* What is required
Pick out each line of the records that includes the string "Officer", and copy it.

* Items from a data source
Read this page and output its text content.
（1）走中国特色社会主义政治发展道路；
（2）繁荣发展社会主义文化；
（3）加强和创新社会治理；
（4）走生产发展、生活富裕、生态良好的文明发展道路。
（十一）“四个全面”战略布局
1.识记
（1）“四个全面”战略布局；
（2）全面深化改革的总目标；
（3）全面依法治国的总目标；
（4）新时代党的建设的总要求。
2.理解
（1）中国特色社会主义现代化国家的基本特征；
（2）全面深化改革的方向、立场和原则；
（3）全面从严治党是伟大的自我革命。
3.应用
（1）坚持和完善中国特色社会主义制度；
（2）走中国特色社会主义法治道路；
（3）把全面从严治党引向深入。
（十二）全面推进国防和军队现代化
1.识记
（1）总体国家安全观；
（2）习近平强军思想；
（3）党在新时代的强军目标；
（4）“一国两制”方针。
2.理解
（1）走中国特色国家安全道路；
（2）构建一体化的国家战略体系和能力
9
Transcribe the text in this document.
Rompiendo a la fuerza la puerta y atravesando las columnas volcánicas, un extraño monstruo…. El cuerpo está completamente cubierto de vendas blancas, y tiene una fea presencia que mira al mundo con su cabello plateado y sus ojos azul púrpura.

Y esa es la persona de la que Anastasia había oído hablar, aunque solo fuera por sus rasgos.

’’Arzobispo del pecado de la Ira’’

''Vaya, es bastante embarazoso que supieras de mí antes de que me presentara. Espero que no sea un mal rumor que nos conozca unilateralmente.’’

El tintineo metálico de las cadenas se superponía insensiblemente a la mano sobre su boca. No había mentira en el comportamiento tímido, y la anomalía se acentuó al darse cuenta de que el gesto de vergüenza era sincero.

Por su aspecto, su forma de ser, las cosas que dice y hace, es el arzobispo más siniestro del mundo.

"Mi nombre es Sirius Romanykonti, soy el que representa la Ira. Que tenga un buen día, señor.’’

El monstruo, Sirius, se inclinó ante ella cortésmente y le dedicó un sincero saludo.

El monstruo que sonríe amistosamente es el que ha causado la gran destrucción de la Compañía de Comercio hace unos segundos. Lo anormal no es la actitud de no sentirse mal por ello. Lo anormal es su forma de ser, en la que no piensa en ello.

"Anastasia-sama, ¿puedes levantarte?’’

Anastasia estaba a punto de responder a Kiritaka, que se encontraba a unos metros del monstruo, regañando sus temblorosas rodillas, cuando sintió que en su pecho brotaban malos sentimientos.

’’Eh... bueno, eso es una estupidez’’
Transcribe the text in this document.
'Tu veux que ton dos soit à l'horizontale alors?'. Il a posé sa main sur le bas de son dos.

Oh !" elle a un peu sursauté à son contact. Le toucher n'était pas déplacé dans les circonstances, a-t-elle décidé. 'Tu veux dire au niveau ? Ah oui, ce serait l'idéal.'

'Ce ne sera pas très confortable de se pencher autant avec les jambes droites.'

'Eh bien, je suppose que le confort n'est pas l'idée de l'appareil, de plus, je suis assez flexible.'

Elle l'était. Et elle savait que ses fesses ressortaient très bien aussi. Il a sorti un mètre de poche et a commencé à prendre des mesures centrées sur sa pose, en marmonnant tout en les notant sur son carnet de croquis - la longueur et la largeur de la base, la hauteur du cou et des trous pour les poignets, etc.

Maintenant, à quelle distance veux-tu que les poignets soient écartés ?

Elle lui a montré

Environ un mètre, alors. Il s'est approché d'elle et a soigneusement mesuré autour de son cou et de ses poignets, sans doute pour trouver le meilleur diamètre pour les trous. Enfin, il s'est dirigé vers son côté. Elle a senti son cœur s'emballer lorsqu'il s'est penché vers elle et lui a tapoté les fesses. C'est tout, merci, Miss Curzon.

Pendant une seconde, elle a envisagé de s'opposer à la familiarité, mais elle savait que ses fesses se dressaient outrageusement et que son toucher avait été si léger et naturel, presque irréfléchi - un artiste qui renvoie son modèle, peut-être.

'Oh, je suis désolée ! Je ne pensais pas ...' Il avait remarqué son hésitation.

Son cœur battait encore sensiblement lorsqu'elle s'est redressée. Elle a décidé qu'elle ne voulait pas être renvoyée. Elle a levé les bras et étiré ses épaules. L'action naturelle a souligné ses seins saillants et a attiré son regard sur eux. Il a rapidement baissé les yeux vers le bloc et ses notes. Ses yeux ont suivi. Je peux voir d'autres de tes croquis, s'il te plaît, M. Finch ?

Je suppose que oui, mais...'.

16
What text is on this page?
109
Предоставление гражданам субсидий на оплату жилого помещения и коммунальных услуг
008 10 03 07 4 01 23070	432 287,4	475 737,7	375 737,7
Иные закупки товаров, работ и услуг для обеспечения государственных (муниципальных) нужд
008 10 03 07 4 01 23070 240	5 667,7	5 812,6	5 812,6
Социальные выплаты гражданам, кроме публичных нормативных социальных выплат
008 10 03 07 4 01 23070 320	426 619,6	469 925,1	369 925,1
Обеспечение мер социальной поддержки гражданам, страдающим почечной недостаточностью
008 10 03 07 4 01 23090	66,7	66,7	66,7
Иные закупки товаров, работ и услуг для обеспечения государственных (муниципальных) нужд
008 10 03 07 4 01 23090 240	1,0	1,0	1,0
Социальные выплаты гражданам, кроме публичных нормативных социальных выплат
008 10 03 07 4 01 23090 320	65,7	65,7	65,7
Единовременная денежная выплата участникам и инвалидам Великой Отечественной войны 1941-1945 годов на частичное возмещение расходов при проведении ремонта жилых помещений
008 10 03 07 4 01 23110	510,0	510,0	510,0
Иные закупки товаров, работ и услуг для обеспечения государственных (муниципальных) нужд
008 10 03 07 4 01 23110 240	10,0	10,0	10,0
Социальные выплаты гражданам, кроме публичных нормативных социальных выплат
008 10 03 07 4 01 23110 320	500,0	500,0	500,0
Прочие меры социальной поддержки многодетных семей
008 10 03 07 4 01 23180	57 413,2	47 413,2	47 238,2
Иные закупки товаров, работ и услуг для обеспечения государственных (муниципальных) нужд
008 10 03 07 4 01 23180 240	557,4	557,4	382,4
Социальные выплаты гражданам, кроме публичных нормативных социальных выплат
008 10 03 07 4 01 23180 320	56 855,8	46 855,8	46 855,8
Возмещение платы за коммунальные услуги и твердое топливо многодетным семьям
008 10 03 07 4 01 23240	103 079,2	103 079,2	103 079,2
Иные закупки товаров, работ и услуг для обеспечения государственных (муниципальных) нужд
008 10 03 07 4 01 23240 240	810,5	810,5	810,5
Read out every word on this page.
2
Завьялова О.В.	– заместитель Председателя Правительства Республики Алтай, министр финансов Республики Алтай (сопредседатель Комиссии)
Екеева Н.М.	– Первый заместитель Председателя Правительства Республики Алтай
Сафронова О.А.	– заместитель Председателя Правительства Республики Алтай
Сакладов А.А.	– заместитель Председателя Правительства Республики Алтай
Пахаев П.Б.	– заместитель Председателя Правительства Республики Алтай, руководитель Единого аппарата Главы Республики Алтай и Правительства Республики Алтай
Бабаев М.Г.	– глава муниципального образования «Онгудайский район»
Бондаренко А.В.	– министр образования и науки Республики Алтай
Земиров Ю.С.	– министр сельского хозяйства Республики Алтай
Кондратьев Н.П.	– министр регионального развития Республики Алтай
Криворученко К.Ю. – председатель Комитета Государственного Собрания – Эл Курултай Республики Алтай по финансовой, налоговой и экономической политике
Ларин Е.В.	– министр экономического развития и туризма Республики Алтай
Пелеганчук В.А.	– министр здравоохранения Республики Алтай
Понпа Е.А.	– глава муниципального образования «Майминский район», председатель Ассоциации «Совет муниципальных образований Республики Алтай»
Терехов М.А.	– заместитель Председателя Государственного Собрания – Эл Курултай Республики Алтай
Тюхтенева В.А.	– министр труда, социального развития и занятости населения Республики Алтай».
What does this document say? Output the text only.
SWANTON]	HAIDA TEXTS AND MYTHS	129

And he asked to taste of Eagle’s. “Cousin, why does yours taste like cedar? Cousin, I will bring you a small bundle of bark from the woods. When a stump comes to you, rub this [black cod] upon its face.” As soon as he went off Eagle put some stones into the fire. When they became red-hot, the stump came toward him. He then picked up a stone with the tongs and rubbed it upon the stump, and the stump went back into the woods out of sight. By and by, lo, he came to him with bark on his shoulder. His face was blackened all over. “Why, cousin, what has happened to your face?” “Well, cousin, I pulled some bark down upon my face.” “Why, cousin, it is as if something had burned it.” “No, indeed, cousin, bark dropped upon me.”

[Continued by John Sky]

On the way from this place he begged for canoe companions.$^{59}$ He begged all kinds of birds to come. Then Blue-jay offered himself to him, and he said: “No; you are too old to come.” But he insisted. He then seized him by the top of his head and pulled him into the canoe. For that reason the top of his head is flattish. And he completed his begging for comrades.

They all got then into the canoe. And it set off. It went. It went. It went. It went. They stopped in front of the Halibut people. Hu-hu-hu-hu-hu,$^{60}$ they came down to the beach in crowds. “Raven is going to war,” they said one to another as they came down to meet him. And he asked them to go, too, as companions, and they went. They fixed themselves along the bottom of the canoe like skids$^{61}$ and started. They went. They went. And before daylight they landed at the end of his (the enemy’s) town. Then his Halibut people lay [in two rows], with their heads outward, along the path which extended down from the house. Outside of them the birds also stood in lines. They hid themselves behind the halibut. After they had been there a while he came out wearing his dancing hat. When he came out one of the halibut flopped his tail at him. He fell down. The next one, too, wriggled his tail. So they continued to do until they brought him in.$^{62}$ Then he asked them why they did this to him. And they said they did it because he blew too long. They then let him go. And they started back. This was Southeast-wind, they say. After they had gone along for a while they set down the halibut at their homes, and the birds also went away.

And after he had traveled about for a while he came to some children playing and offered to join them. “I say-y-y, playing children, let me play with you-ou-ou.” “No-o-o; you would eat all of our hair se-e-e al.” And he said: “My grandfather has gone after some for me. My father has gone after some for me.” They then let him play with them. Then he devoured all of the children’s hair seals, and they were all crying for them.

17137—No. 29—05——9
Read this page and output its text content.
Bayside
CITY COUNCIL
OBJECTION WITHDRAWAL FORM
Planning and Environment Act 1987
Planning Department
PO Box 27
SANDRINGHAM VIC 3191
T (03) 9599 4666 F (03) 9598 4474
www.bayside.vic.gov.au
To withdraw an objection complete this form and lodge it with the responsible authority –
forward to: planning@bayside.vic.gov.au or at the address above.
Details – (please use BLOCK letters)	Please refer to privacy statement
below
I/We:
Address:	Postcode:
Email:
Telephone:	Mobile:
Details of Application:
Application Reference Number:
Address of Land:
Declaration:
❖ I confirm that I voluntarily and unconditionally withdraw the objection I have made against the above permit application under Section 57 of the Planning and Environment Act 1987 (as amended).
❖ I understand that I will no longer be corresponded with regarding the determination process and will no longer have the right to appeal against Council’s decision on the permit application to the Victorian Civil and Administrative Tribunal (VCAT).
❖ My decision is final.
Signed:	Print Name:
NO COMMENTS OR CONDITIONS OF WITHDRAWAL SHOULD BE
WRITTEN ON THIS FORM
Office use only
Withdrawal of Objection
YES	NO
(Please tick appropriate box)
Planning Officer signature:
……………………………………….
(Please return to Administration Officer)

* Problem solution
Planning Officer signature:
(Please return to Administration Officer)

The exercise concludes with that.